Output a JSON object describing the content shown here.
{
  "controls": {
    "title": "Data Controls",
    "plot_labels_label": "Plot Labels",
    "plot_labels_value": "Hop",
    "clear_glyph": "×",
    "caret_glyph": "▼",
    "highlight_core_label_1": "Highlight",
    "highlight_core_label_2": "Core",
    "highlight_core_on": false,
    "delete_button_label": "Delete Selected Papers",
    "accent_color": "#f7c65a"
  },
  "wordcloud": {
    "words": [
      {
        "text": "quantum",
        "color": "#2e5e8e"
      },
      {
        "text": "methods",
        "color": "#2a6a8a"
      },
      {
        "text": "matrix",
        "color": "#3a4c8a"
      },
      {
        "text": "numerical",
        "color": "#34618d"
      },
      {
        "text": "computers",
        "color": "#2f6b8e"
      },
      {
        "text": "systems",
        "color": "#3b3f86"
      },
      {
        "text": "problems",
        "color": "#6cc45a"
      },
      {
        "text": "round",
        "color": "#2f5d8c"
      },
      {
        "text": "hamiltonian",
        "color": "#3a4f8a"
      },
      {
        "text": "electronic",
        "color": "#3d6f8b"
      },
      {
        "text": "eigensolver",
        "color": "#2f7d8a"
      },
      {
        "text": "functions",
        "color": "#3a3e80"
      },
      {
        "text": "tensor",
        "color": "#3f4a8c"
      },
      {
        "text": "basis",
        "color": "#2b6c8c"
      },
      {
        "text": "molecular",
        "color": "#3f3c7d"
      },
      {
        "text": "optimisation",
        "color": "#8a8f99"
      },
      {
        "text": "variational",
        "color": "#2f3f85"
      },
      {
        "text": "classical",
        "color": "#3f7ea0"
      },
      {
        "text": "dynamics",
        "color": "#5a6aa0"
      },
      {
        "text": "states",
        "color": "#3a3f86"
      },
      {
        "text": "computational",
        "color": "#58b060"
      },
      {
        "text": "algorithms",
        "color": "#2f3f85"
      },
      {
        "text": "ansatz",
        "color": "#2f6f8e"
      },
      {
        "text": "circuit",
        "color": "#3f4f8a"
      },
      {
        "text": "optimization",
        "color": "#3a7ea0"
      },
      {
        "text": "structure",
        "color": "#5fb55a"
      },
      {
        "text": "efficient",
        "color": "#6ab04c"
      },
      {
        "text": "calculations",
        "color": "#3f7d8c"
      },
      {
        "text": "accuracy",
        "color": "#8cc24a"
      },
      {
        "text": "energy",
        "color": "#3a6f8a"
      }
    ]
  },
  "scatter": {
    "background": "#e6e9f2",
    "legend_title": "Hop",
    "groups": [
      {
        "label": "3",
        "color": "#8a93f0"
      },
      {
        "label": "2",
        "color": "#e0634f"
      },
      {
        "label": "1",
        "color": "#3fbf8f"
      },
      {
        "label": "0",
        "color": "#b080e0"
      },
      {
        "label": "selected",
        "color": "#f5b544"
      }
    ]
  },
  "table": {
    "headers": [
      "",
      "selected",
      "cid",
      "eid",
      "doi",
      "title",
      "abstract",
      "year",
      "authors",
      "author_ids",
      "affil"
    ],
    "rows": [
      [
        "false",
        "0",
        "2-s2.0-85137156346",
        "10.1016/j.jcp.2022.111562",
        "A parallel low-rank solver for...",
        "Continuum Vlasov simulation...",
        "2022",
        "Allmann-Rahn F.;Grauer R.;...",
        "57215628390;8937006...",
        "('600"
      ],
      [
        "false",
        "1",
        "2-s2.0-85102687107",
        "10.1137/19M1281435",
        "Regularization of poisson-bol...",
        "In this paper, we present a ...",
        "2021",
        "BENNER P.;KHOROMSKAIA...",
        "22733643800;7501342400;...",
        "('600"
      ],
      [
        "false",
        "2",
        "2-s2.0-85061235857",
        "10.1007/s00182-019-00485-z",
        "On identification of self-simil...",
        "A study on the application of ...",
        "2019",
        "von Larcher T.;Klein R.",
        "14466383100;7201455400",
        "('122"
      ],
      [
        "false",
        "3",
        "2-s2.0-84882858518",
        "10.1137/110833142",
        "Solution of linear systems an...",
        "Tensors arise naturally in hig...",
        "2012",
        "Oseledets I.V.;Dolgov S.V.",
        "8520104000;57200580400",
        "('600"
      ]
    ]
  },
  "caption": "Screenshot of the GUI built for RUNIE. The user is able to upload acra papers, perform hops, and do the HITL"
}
|---|
■ Written problem ■
In the material above, show every line where the word "systems" turns up.

■ Answer to this task ■
        "text": "systems",
        "Solution of linear systems an...",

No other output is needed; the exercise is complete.